▶ Goal
All records are to be retyped faithfully and completely.

■ ■ ■ ■

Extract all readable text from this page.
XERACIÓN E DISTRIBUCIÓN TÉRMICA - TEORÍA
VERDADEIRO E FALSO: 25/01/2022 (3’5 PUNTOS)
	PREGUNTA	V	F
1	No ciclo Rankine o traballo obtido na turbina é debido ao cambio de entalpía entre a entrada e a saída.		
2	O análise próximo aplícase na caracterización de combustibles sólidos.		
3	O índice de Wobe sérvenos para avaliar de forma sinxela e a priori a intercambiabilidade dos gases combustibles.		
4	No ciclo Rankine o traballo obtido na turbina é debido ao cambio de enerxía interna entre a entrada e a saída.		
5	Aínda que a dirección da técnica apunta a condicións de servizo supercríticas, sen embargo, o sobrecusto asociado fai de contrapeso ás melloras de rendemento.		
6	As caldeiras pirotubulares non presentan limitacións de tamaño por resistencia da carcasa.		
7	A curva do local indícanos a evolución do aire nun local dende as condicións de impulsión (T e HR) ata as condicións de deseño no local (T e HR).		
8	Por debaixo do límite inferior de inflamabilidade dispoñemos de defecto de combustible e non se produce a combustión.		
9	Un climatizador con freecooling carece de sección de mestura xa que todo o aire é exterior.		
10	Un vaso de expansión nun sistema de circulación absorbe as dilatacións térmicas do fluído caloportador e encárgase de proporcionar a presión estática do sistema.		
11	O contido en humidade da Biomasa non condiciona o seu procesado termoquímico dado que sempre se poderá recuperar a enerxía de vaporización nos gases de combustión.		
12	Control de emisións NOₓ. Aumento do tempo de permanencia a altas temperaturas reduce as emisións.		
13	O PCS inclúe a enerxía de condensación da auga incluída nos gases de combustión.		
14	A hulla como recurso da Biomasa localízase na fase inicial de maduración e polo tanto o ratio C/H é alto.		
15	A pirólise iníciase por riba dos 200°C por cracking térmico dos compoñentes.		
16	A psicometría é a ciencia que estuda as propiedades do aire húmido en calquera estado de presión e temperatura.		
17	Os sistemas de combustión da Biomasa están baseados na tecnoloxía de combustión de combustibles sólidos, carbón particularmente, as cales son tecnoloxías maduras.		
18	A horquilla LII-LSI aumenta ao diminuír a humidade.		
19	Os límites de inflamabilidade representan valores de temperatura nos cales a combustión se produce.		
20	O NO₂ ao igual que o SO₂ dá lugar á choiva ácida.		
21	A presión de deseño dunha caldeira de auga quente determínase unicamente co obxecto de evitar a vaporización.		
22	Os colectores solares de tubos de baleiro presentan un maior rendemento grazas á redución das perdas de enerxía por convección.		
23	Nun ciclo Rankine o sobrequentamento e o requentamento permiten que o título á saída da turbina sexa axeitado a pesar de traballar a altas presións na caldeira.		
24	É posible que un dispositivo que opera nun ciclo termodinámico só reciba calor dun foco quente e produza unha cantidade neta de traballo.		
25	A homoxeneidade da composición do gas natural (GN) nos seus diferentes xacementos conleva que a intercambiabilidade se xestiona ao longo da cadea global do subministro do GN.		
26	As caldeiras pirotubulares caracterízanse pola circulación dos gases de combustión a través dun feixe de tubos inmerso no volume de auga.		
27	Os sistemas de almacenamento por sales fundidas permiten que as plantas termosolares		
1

■ ■ ■ ■

▶ Answer below
Extract all readable text from this page.
XERACIÓN E DISTRIBUCIÓN TÉRMICA - TEORÍA
VERDADEIRO E FALSO: 25/01/2022 (3’5 PUNTOS)
	PREGUNTA	V	F
1	No ciclo Rankine o traballo obtido na turbina é debido ao cambio de entalpía entre a entrada e a saída.		
2	O análise próximo aplícase na caracterización de combustibles sólidos.		
3	O índice de Wobe sérvenos para avaliar de forma sinxela e a priori a intercambiabilidade dos gases combustibles.		
4	No ciclo Rankine o traballo obtido na turbina é debido ao cambio de enerxía interna entre a entrada e a saída.		
5	Aínda que a dirección da técnica apunta a condicións de servizo supercríticas, sen embargo, o sobrecusto asociado fai de contrapeso ás melloras de rendemento.		
6	As caldeiras pirotubulares non presentan limitacións de tamaño por resistencia da carcasa.		
7	A curva do local indícanos a evolución do aire nun local dende as condicións de impulsión (T e HR) ata as condicións de deseño no local (T e HR).		
8	Por debaixo do límite inferior de inflamabilidade dispoñemos de defecto de combustible e non se produce a combustión.		
9	Un climatizador con freecooling carece de sección de mestura xa que todo o aire é exterior.		
10	Un vaso de expansión nun sistema de circulación absorbe as dilatacións térmicas do fluído caloportador e encárgase de proporcionar a presión estática do sistema.		
11	O contido en humidade da Biomasa non condiciona o seu procesado termoquímico dado que sempre se poderá recuperar a enerxía de vaporización nos gases de combustión.		
12	Control de emisións NOₓ. Aumento do tempo de permanencia a altas temperaturas reduce as emisións.		
13	O PCS inclúe a enerxía de condensación da auga incluída nos gases de combustión.		
14	A hulla como recurso da Biomasa localízase na fase inicial de maduración e polo tanto o ratio C/H é alto.		
15	A pirólise iníciase por riba dos 200°C por cracking térmico dos compoñentes.		
16	A psicometría é a ciencia que estuda as propiedades do aire húmido en calquera estado de presión e temperatura.		
17	Os sistemas de combustión da Biomasa están baseados na tecnoloxía de combustión de combustibles sólidos, carbón particularmente, as cales son tecnoloxías maduras.		
18	A horquilla LII-LSI aumenta ao diminuír a humidade.		
19	Os límites de inflamabilidade representan valores de temperatura nos cales a combustión se produce.		
20	O NO₂ ao igual que o SO₂ dá lugar á choiva ácida.		
21	A presión de deseño dunha caldeira de auga quente determínase unicamente co obxecto de evitar a vaporización.		
22	Os colectores solares de tubos de baleiro presentan un maior rendemento grazas á redución das perdas de enerxía por convección.		
23	Nun ciclo Rankine o sobrequentamento e o requentamento permiten que o título á saída da turbina sexa axeitado a pesar de traballar a altas presións na caldeira.		
24	É posible que un dispositivo que opera nun ciclo termodinámico só reciba calor dun foco quente e produza unha cantidade neta de traballo.		
25	A homoxeneidade da composición do gas natural (GN) nos seus diferentes xacementos conleva que a intercambiabilidade se xestiona ao longo da cadea global do subministro do GN.		
26	As caldeiras pirotubulares caracterízanse pola circulación dos gases de combustión a través dun feixe de tubos inmerso no volume de auga.		
27	Os sistemas de almacenamento por sales fundidas permiten que as plantas termosolares		
1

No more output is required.